Some records
_ _ _ _ _ _ _

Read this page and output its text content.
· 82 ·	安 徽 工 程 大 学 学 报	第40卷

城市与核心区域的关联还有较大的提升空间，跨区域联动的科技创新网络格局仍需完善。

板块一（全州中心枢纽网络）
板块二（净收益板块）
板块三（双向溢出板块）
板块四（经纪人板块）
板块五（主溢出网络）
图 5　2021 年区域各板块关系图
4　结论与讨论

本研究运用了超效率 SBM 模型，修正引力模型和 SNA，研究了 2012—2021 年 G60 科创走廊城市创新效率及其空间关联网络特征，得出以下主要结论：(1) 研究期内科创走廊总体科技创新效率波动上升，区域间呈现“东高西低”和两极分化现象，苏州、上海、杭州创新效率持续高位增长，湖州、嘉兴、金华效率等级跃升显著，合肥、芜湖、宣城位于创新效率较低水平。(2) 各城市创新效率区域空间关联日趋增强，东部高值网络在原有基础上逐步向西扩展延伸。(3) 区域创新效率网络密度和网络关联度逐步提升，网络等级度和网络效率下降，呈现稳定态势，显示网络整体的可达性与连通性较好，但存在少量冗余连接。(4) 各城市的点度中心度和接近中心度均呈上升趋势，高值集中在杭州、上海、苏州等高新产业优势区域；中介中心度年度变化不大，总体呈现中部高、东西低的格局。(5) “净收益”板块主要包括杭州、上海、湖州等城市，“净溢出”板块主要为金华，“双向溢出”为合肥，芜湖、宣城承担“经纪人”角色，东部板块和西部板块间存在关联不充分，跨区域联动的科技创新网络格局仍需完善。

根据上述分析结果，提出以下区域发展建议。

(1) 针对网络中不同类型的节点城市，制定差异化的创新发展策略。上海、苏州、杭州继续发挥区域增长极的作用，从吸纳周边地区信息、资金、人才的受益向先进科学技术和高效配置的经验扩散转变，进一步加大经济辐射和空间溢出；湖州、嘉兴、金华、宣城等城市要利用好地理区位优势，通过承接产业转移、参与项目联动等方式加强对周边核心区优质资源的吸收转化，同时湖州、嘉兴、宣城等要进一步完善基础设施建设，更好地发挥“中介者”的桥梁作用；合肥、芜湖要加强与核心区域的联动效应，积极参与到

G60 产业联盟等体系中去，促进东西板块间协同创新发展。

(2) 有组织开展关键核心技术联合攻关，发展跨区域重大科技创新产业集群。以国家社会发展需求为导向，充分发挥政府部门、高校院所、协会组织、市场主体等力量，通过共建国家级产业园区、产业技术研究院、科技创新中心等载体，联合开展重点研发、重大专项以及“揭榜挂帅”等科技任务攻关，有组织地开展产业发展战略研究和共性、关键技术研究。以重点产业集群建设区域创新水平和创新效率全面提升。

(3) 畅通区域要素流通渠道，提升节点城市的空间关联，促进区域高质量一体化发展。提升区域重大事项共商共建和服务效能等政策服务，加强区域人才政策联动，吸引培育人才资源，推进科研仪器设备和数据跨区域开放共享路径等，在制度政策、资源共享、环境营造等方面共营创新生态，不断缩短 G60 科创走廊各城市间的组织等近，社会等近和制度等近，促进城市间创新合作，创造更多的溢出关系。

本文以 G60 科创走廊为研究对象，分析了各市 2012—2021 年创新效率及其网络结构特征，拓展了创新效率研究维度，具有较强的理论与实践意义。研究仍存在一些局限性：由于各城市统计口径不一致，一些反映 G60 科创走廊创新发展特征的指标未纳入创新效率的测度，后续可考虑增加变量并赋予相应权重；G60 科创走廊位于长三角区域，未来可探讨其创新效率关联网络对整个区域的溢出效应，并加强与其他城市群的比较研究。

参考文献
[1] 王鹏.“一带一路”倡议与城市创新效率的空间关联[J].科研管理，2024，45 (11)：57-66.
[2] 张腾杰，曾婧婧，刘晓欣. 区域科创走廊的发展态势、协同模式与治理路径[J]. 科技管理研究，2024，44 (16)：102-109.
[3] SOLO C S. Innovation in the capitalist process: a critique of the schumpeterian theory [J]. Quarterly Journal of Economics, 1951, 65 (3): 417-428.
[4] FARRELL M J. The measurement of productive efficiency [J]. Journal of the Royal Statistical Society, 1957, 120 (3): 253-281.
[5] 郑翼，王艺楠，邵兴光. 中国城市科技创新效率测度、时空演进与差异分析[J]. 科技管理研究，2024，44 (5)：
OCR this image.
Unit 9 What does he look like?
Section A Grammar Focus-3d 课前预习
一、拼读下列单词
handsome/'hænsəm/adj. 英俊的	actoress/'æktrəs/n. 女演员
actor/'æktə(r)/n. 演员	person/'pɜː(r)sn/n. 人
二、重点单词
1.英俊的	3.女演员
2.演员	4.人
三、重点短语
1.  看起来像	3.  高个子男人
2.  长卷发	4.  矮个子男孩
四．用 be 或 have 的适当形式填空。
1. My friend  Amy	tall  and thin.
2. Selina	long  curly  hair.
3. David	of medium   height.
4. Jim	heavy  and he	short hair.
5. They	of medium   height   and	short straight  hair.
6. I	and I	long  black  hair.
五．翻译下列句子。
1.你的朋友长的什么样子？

_ _ _ _ _ _ _

Objective
Say how many lines of the listing above contain "medium", with no other words.

Solution to the exercise
2